# [Task directions]
Report, word for word, every line of the material that contains "elevation".

◆ ◆ ◆ ◆ ◆ ◆ ◆

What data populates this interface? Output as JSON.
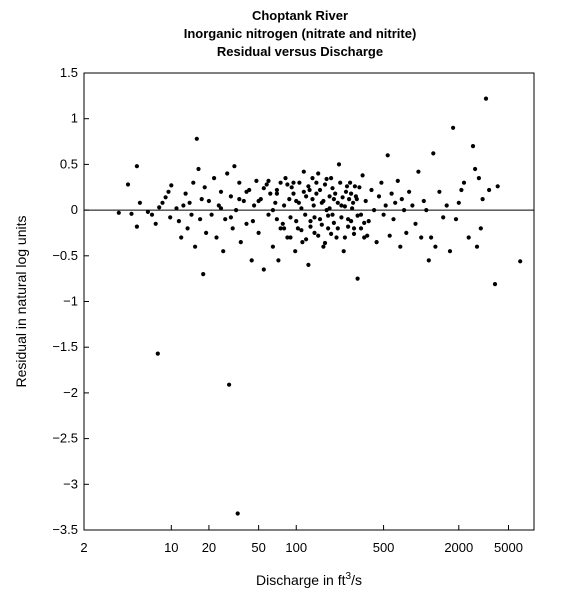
{
  "chart_data": {
    "type": "scatter",
    "title_lines": [
      "Choptank River",
      "Inorganic nitrogen (nitrate and nitrite)",
      "Residual versus Discharge"
    ],
    "xlabel_prefix": "Discharge in ft",
    "xlabel_sup": "3",
    "xlabel_suffix": "/s",
    "ylabel": "Residual in natural log units",
    "x_scale": "log",
    "xlim": [
      2,
      8000
    ],
    "ylim": [
      -3.5,
      1.5
    ],
    "x_ticks": [
      2,
      10,
      20,
      50,
      100,
      500,
      2000,
      5000
    ],
    "x_tick_labels": [
      "2",
      "10",
      "20",
      "50",
      "100",
      "500",
      "2000",
      "5000"
    ],
    "y_ticks": [
      1.5,
      1,
      0.5,
      0,
      -0.5,
      -1,
      -1.5,
      -2,
      -2.5,
      -3,
      -3.5
    ],
    "y_tick_labels": [
      "1.5",
      "1",
      "0.5",
      "0",
      "−0.5",
      "−1",
      "−1.5",
      "−2",
      "−2.5",
      "−3",
      "−3.5"
    ],
    "reference_line_y": 0,
    "grid": false,
    "marker_color": "#000000",
    "points": [
      [
        3.8,
        -0.03
      ],
      [
        4.5,
        0.28
      ],
      [
        4.8,
        -0.04
      ],
      [
        5.3,
        0.48
      ],
      [
        5.3,
        -0.18
      ],
      [
        5.6,
        0.08
      ],
      [
        6.5,
        -0.02
      ],
      [
        7,
        -0.05
      ],
      [
        7.5,
        -0.15
      ],
      [
        7.8,
        -1.57
      ],
      [
        8,
        0.03
      ],
      [
        8.5,
        0.08
      ],
      [
        9,
        0.14
      ],
      [
        9.5,
        0.2
      ],
      [
        9.8,
        -0.08
      ],
      [
        10,
        0.27
      ],
      [
        11,
        0.02
      ],
      [
        11.5,
        -0.12
      ],
      [
        12,
        -0.3
      ],
      [
        12.5,
        0.05
      ],
      [
        13,
        0.18
      ],
      [
        13.5,
        -0.2
      ],
      [
        14,
        0.08
      ],
      [
        14.5,
        -0.05
      ],
      [
        15,
        0.3
      ],
      [
        15.5,
        -0.4
      ],
      [
        16,
        0.78
      ],
      [
        16.5,
        0.45
      ],
      [
        17,
        -0.1
      ],
      [
        17.5,
        0.12
      ],
      [
        18,
        -0.7
      ],
      [
        18.5,
        0.25
      ],
      [
        19,
        -0.25
      ],
      [
        20,
        0.1
      ],
      [
        21,
        -0.05
      ],
      [
        22,
        0.35
      ],
      [
        23,
        -0.3
      ],
      [
        24,
        0.05
      ],
      [
        25,
        0.2
      ],
      [
        26,
        -0.45
      ],
      [
        27,
        -0.1
      ],
      [
        28,
        0.4
      ],
      [
        29,
        -1.91
      ],
      [
        30,
        0.15
      ],
      [
        31,
        -0.2
      ],
      [
        32,
        0.48
      ],
      [
        33,
        0.0
      ],
      [
        34,
        -3.32
      ],
      [
        35,
        0.3
      ],
      [
        36,
        -0.35
      ],
      [
        38,
        0.1
      ],
      [
        40,
        -0.15
      ],
      [
        42,
        0.22
      ],
      [
        44,
        -0.55
      ],
      [
        46,
        0.05
      ],
      [
        48,
        0.32
      ],
      [
        50,
        -0.25
      ],
      [
        52,
        0.12
      ],
      [
        55,
        -0.65
      ],
      [
        58,
        0.28
      ],
      [
        60,
        -0.05
      ],
      [
        62,
        0.18
      ],
      [
        65,
        -0.4
      ],
      [
        68,
        0.08
      ],
      [
        70,
        0.22
      ],
      [
        72,
        -0.55
      ],
      [
        75,
        0.3
      ],
      [
        78,
        -0.15
      ],
      [
        80,
        0.05
      ],
      [
        82,
        0.35
      ],
      [
        85,
        -0.3
      ],
      [
        88,
        0.12
      ],
      [
        90,
        -0.08
      ],
      [
        92,
        0.25
      ],
      [
        95,
        0.18
      ],
      [
        98,
        -0.45
      ],
      [
        100,
        0.1
      ],
      [
        103,
        -0.2
      ],
      [
        106,
        0.3
      ],
      [
        110,
        0.02
      ],
      [
        112,
        -0.35
      ],
      [
        115,
        0.42
      ],
      [
        118,
        -0.05
      ],
      [
        120,
        0.15
      ],
      [
        125,
        -0.6
      ],
      [
        128,
        0.22
      ],
      [
        130,
        -0.12
      ],
      [
        135,
        0.35
      ],
      [
        138,
        0.05
      ],
      [
        140,
        -0.25
      ],
      [
        145,
        0.18
      ],
      [
        150,
        0.4
      ],
      [
        155,
        -0.1
      ],
      [
        160,
        0.08
      ],
      [
        165,
        -0.4
      ],
      [
        170,
        0.28
      ],
      [
        175,
        0.0
      ],
      [
        180,
        -0.2
      ],
      [
        185,
        0.15
      ],
      [
        190,
        0.35
      ],
      [
        195,
        -0.05
      ],
      [
        200,
        0.12
      ],
      [
        210,
        -0.3
      ],
      [
        220,
        0.5
      ],
      [
        230,
        0.05
      ],
      [
        240,
        -0.45
      ],
      [
        250,
        0.2
      ],
      [
        260,
        -0.1
      ],
      [
        270,
        0.3
      ],
      [
        280,
        0.02
      ],
      [
        290,
        -0.2
      ],
      [
        300,
        0.15
      ],
      [
        310,
        -0.75
      ],
      [
        320,
        0.25
      ],
      [
        330,
        -0.05
      ],
      [
        340,
        0.38
      ],
      [
        350,
        -0.3
      ],
      [
        360,
        0.1
      ],
      [
        380,
        -0.12
      ],
      [
        400,
        0.22
      ],
      [
        420,
        0.0
      ],
      [
        440,
        -0.35
      ],
      [
        460,
        0.15
      ],
      [
        480,
        0.3
      ],
      [
        500,
        -0.05
      ],
      [
        520,
        0.05
      ],
      [
        540,
        0.6
      ],
      [
        560,
        -0.28
      ],
      [
        580,
        0.18
      ],
      [
        600,
        -0.1
      ],
      [
        620,
        0.08
      ],
      [
        650,
        0.32
      ],
      [
        680,
        -0.4
      ],
      [
        700,
        0.12
      ],
      [
        730,
        0.0
      ],
      [
        760,
        -0.25
      ],
      [
        800,
        0.2
      ],
      [
        850,
        0.05
      ],
      [
        900,
        -0.15
      ],
      [
        950,
        0.42
      ],
      [
        1000,
        -0.3
      ],
      [
        1050,
        0.1
      ],
      [
        1100,
        0.0
      ],
      [
        1150,
        -0.55
      ],
      [
        1200,
        -0.3
      ],
      [
        1250,
        0.62
      ],
      [
        1300,
        -0.4
      ],
      [
        1400,
        0.2
      ],
      [
        1500,
        -0.08
      ],
      [
        1600,
        0.05
      ],
      [
        1700,
        -0.45
      ],
      [
        1800,
        0.9
      ],
      [
        1900,
        -0.1
      ],
      [
        2000,
        0.08
      ],
      [
        2100,
        0.22
      ],
      [
        2200,
        0.3
      ],
      [
        2400,
        -0.3
      ],
      [
        2600,
        0.7
      ],
      [
        2700,
        0.45
      ],
      [
        2800,
        -0.4
      ],
      [
        2900,
        0.35
      ],
      [
        3000,
        -0.2
      ],
      [
        3100,
        0.12
      ],
      [
        3300,
        1.22
      ],
      [
        3500,
        0.22
      ],
      [
        3900,
        -0.81
      ],
      [
        4100,
        0.26
      ],
      [
        6200,
        -0.56
      ],
      [
        60,
        0.32
      ],
      [
        70,
        0.18
      ],
      [
        85,
        0.28
      ],
      [
        95,
        0.3
      ],
      [
        105,
        0.08
      ],
      [
        115,
        0.2
      ],
      [
        125,
        0.26
      ],
      [
        135,
        0.12
      ],
      [
        145,
        0.3
      ],
      [
        155,
        0.22
      ],
      [
        165,
        0.1
      ],
      [
        175,
        0.34
      ],
      [
        185,
        0.02
      ],
      [
        195,
        0.24
      ],
      [
        205,
        0.18
      ],
      [
        215,
        0.08
      ],
      [
        225,
        0.3
      ],
      [
        235,
        0.14
      ],
      [
        245,
        0.04
      ],
      [
        255,
        0.26
      ],
      [
        265,
        0.12
      ],
      [
        275,
        0.18
      ],
      [
        285,
        0.08
      ],
      [
        295,
        0.26
      ],
      [
        305,
        0.12
      ],
      [
        70,
        -0.1
      ],
      [
        80,
        -0.2
      ],
      [
        90,
        -0.3
      ],
      [
        100,
        -0.12
      ],
      [
        110,
        -0.22
      ],
      [
        120,
        -0.32
      ],
      [
        130,
        -0.18
      ],
      [
        140,
        -0.08
      ],
      [
        150,
        -0.28
      ],
      [
        160,
        -0.16
      ],
      [
        170,
        -0.36
      ],
      [
        180,
        -0.06
      ],
      [
        190,
        -0.26
      ],
      [
        200,
        -0.14
      ],
      [
        215,
        -0.2
      ],
      [
        230,
        -0.08
      ],
      [
        245,
        -0.3
      ],
      [
        260,
        -0.18
      ],
      [
        275,
        -0.12
      ],
      [
        290,
        -0.26
      ],
      [
        310,
        -0.06
      ],
      [
        330,
        -0.2
      ],
      [
        350,
        -0.14
      ],
      [
        370,
        -0.28
      ],
      [
        25,
        0.02
      ],
      [
        30,
        -0.08
      ],
      [
        35,
        0.12
      ],
      [
        40,
        0.2
      ],
      [
        45,
        -0.12
      ],
      [
        50,
        0.1
      ],
      [
        55,
        0.24
      ],
      [
        65,
        0.0
      ],
      [
        75,
        -0.2
      ]
    ]
  }
}
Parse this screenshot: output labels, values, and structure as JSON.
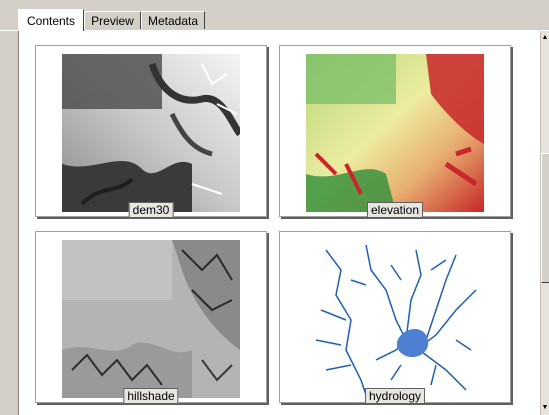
{
  "tabs": [
    {
      "label": "Contents",
      "active": true
    },
    {
      "label": "Preview",
      "active": false
    },
    {
      "label": "Metadata",
      "active": false
    }
  ],
  "thumbnails": [
    {
      "label": "dem30",
      "kind": "grayscale-dem"
    },
    {
      "label": "elevation",
      "kind": "color-elevation"
    },
    {
      "label": "hillshade",
      "kind": "hillshade"
    },
    {
      "label": "hydrology",
      "kind": "stream-network"
    }
  ],
  "colors": {
    "window_bg": "#d4d0c8",
    "panel_bg": "#ffffff",
    "elev_low": "#2f8d3a",
    "elev_mid": "#e8e89a",
    "elev_high": "#c8262a",
    "stream": "#1f5fb4"
  }
}
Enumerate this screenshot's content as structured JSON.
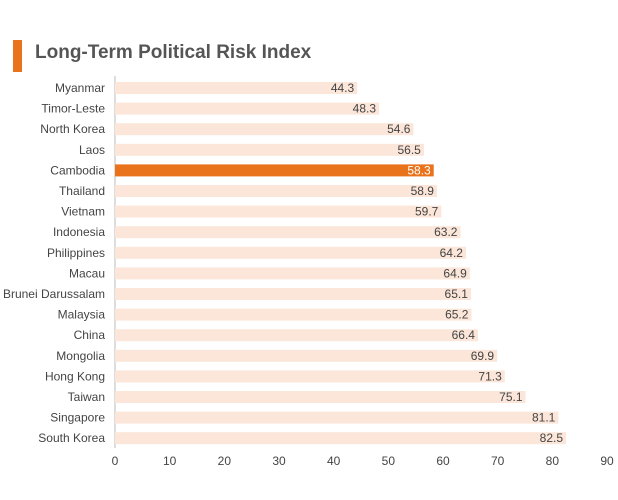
{
  "header": {
    "title": "Long-Term Political Risk Index"
  },
  "colors": {
    "accent": "#e8731a",
    "bar": "#fbe6d9",
    "highlight": "#e8731a",
    "text": "#444444",
    "axis": "#bbbbbb"
  },
  "chart_data": {
    "type": "bar",
    "orientation": "horizontal",
    "title": "Long-Term Political Risk Index",
    "xlabel": "",
    "ylabel": "",
    "categories": [
      "Myanmar",
      "Timor-Leste",
      "North Korea",
      "Laos",
      "Cambodia",
      "Thailand",
      "Vietnam",
      "Indonesia",
      "Philippines",
      "Macau",
      "Brunei Darussalam",
      "Malaysia",
      "China",
      "Mongolia",
      "Hong Kong",
      "Taiwan",
      "Singapore",
      "South Korea"
    ],
    "values": [
      44.3,
      48.3,
      54.6,
      56.5,
      58.3,
      58.9,
      59.7,
      63.2,
      64.2,
      64.9,
      65.1,
      65.2,
      66.4,
      69.9,
      71.3,
      75.1,
      81.1,
      82.5
    ],
    "data_labels": [
      "44.3",
      "48.3",
      "54.6",
      "56.5",
      "58.3",
      "58.9",
      "59.7",
      "63.2",
      "64.2",
      "64.9",
      "65.1",
      "65.2",
      "66.4",
      "69.9",
      "71.3",
      "75.1",
      "81.1",
      "82.5"
    ],
    "highlight": "Cambodia",
    "xlim": [
      0,
      90
    ],
    "xticks": [
      "0",
      "10",
      "20",
      "30",
      "40",
      "50",
      "60",
      "70",
      "80",
      "90"
    ],
    "grid": false,
    "legend": "none"
  }
}
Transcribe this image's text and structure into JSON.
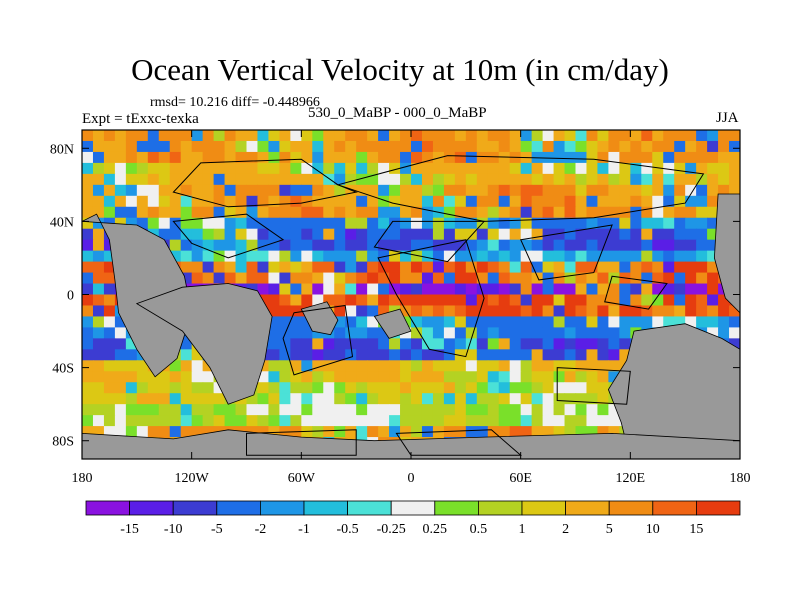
{
  "chart_data": {
    "type": "heatmap",
    "title": "Ocean Vertical Velocity at 10m (in cm/day)",
    "stats_line": "rmsd= 10.216 diff= -0.448966",
    "left_label": "Expt = tExxc-texka",
    "center_label": "530_0_MaBP - 000_0_MaBP",
    "right_label": "JJA",
    "xlim": [
      -180,
      180
    ],
    "ylim": [
      -90,
      90
    ],
    "x_ticks": [
      {
        "value": -180,
        "label": "180"
      },
      {
        "value": -120,
        "label": "120W"
      },
      {
        "value": -60,
        "label": "60W"
      },
      {
        "value": 0,
        "label": "0"
      },
      {
        "value": 60,
        "label": "60E"
      },
      {
        "value": 120,
        "label": "120E"
      },
      {
        "value": 180,
        "label": "180"
      }
    ],
    "y_ticks": [
      {
        "value": 80,
        "label": "80N"
      },
      {
        "value": 40,
        "label": "40N"
      },
      {
        "value": 0,
        "label": "0"
      },
      {
        "value": -40,
        "label": "40S"
      },
      {
        "value": -80,
        "label": "80S"
      }
    ],
    "colorbar": {
      "labels": [
        "-15",
        "-10",
        "-5",
        "-2",
        "-1",
        "-0.5",
        "-0.25",
        "0.25",
        "0.5",
        "1",
        "2",
        "5",
        "10",
        "15"
      ],
      "colors": [
        "#8a12e0",
        "#5a1ee6",
        "#3c3cd2",
        "#1e6ee6",
        "#1e96e6",
        "#23bedc",
        "#4be1d7",
        "#f0f0f0",
        "#7ae02a",
        "#b4d223",
        "#dcc814",
        "#f0aa19",
        "#f08c14",
        "#f06414",
        "#e63c0f"
      ]
    },
    "land_color": "#999999",
    "zonal_bands": [
      {
        "lat": 80,
        "value": 5
      },
      {
        "lat": 65,
        "value": 2
      },
      {
        "lat": 50,
        "value": 5
      },
      {
        "lat": 40,
        "value": -2
      },
      {
        "lat": 30,
        "value": -5
      },
      {
        "lat": 20,
        "value": -1
      },
      {
        "lat": 12,
        "value": 10
      },
      {
        "lat": 5,
        "value": -15
      },
      {
        "lat": 0,
        "value": -10
      },
      {
        "lat": -5,
        "value": 15
      },
      {
        "lat": -15,
        "value": -2
      },
      {
        "lat": -30,
        "value": -5
      },
      {
        "lat": -45,
        "value": 2
      },
      {
        "lat": -55,
        "value": 1
      },
      {
        "lat": -65,
        "value": 0.5
      },
      {
        "lat": -75,
        "value": 5
      }
    ]
  }
}
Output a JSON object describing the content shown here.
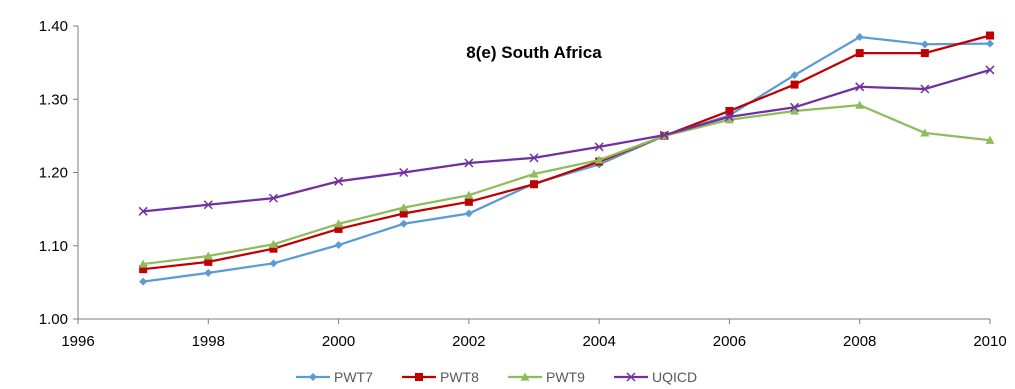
{
  "chart_data": {
    "type": "line",
    "title": "8(e) South Africa",
    "xlabel": "",
    "ylabel": "",
    "xlim": [
      1996,
      2010
    ],
    "ylim": [
      1.0,
      1.4
    ],
    "x_ticks": [
      "1996",
      "1998",
      "2000",
      "2002",
      "2004",
      "2006",
      "2008",
      "2010"
    ],
    "y_ticks": [
      "1.00",
      "1.10",
      "1.20",
      "1.30",
      "1.40"
    ],
    "grid": false,
    "legend_position": "bottom",
    "x": [
      1997,
      1998,
      1999,
      2000,
      2001,
      2002,
      2003,
      2004,
      2005,
      2006,
      2007,
      2008,
      2009,
      2010
    ],
    "series": [
      {
        "name": "PWT7",
        "color": "#5B9BD5",
        "marker": "diamond",
        "values": [
          1.051,
          1.063,
          1.076,
          1.101,
          1.13,
          1.144,
          1.185,
          1.211,
          1.25,
          1.278,
          1.333,
          1.385,
          1.375,
          1.376
        ]
      },
      {
        "name": "PWT8",
        "color": "#C00000",
        "marker": "square",
        "values": [
          1.068,
          1.078,
          1.096,
          1.123,
          1.144,
          1.16,
          1.184,
          1.215,
          1.25,
          1.284,
          1.32,
          1.363,
          1.363,
          1.387
        ]
      },
      {
        "name": "PWT9",
        "color": "#8FBC5A",
        "marker": "triangle",
        "values": [
          1.075,
          1.086,
          1.102,
          1.13,
          1.152,
          1.169,
          1.198,
          1.217,
          1.25,
          1.272,
          1.284,
          1.292,
          1.254,
          1.244
        ]
      },
      {
        "name": "UQICD",
        "color": "#7030A0",
        "marker": "x",
        "values": [
          1.147,
          1.156,
          1.165,
          1.188,
          1.2,
          1.213,
          1.22,
          1.235,
          1.251,
          1.276,
          1.289,
          1.317,
          1.314,
          1.34
        ]
      }
    ]
  }
}
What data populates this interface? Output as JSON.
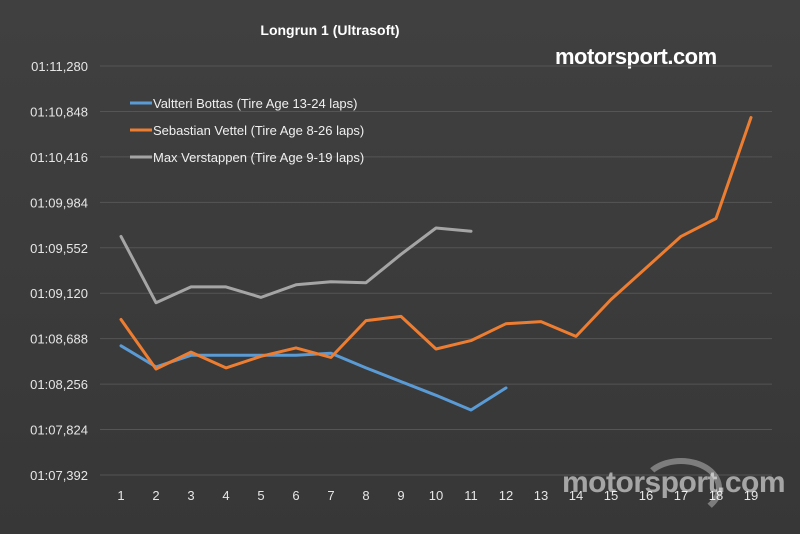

◆ ◆ ◆ ◆ ◆ ◆ ◆

# [Written solution]
      "label": "elevation",
      "kind": "color-elevation"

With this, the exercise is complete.